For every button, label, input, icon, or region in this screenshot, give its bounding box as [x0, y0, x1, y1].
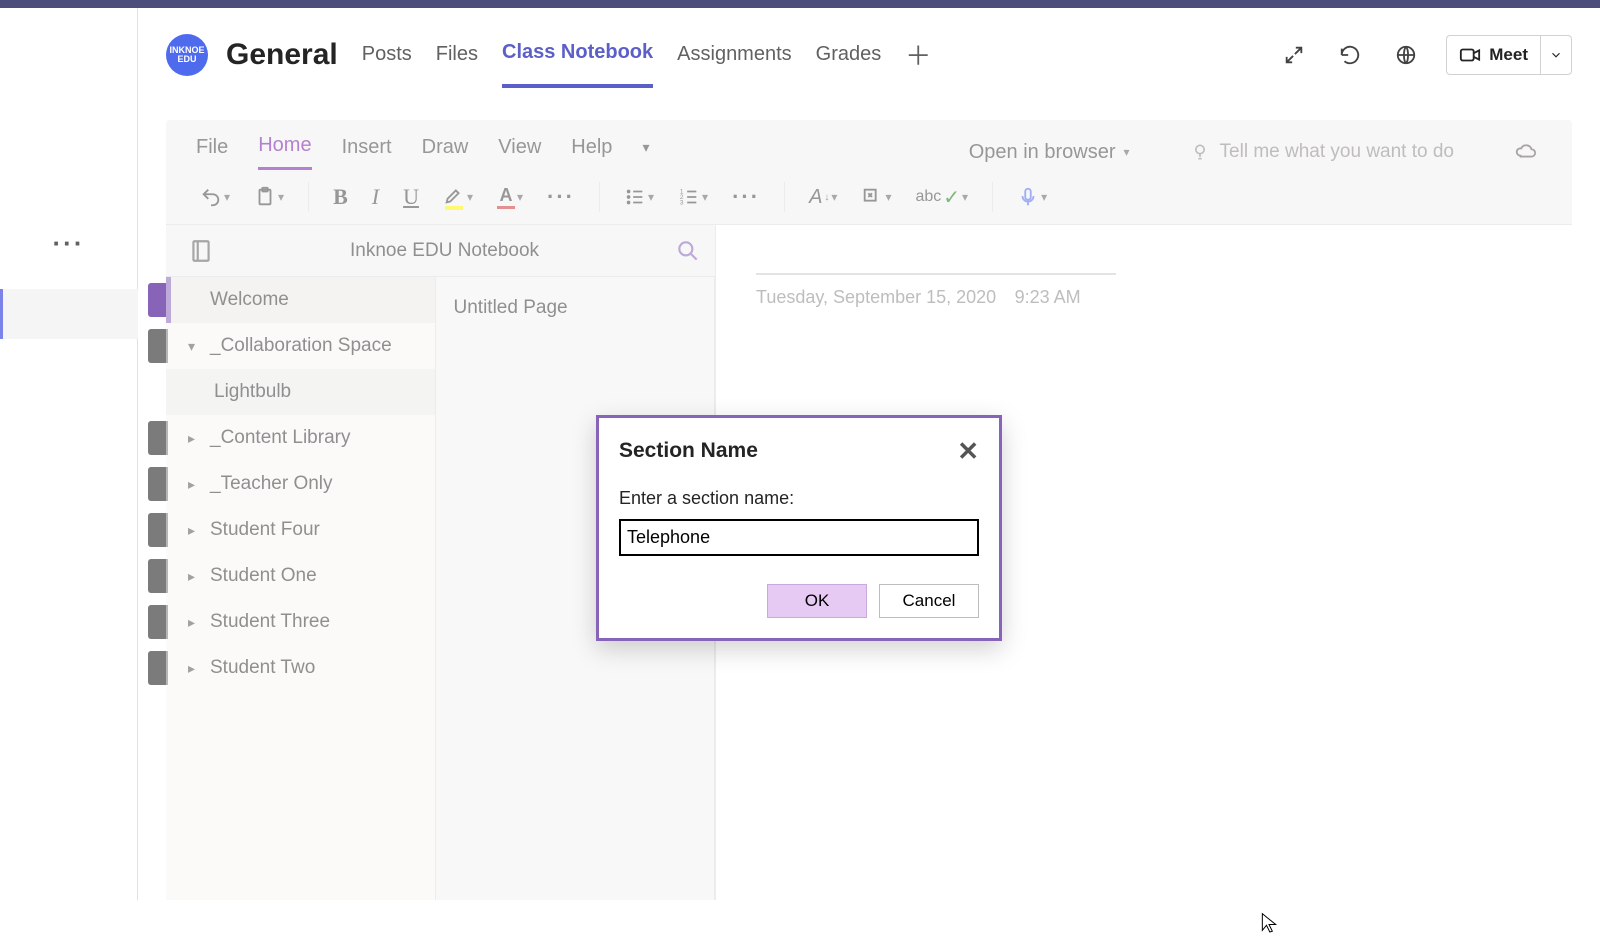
- channel-name: General: [226, 38, 338, 72]
- dialog-title: Section Name: [619, 439, 758, 463]
- website-icon[interactable]: [1390, 39, 1422, 71]
- section-color-tab: [148, 467, 168, 501]
- meet-button[interactable]: Meet: [1446, 35, 1572, 75]
- mouse-cursor-icon: [1259, 908, 1279, 936]
- section-color-tab: [148, 329, 168, 363]
- section-name-dialog: Section Name ✕ Enter a section name: OK …: [596, 415, 1002, 641]
- section-color-tab: [148, 605, 168, 639]
- dialog-prompt: Enter a section name:: [619, 488, 979, 509]
- rail-more-icon[interactable]: ···: [53, 228, 85, 259]
- tab-posts[interactable]: Posts: [362, 25, 412, 86]
- section-color-tab: [148, 513, 168, 547]
- tab-files[interactable]: Files: [436, 25, 478, 86]
- section-color-tab: [148, 559, 168, 593]
- ok-button[interactable]: OK: [767, 584, 867, 618]
- team-avatar[interactable]: INKNOE EDU: [166, 34, 208, 76]
- close-icon[interactable]: ✕: [957, 438, 979, 464]
- section-color-tab: [148, 283, 168, 317]
- refresh-icon[interactable]: [1334, 39, 1366, 71]
- teams-side-rail: ···: [0, 8, 138, 900]
- channel-tabs: Posts Files Class Notebook Assignments G…: [362, 18, 932, 93]
- section-color-tab: [148, 421, 168, 455]
- onenote-frame: File Home Insert Draw View Help ▾ Open i…: [166, 120, 1572, 900]
- section-name-input[interactable]: [619, 519, 979, 556]
- tab-grades[interactable]: Grades: [816, 25, 882, 86]
- meet-button-label: Meet: [1489, 45, 1528, 65]
- section-color-tab: [148, 651, 168, 685]
- tab-assignments[interactable]: Assignments: [677, 25, 792, 86]
- rail-selected-item[interactable]: [0, 289, 138, 339]
- add-tab-button[interactable]: ＋: [905, 18, 931, 93]
- window-titlebar: [0, 0, 1600, 8]
- tab-class-notebook[interactable]: Class Notebook: [502, 23, 653, 88]
- meet-dropdown-icon[interactable]: [1540, 35, 1571, 75]
- cancel-button[interactable]: Cancel: [879, 584, 979, 618]
- expand-icon[interactable]: [1278, 39, 1310, 71]
- channel-header: INKNOE EDU General Posts Files Class Not…: [138, 8, 1600, 92]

******************************

* The exercise:
Extract, without any change, the entries running from the line containing "- channel-name: General: [226, 38, 338, 72]" to the line containing "- section-color-tab: [148, 559, 168, 593]", with both of those lines included.

* Result:
- channel-name: General: [226, 38, 338, 72]
- dialog-title: Section Name: [619, 439, 758, 463]
- website-icon[interactable]: [1390, 39, 1422, 71]
- section-color-tab: [148, 467, 168, 501]
- meet-button[interactable]: Meet: [1446, 35, 1572, 75]
- mouse-cursor-icon: [1259, 908, 1279, 936]
- section-color-tab: [148, 329, 168, 363]
- section-name-dialog: Section Name ✕ Enter a section name: OK …: [596, 415, 1002, 641]
- section-color-tab: [148, 605, 168, 639]
- dialog-prompt: Enter a section name:: [619, 488, 979, 509]
- rail-more-icon[interactable]: ···: [53, 228, 85, 259]
- tab-posts[interactable]: Posts: [362, 25, 412, 86]
- section-color-tab: [148, 513, 168, 547]
- tab-files[interactable]: Files: [436, 25, 478, 86]
- section-color-tab: [148, 559, 168, 593]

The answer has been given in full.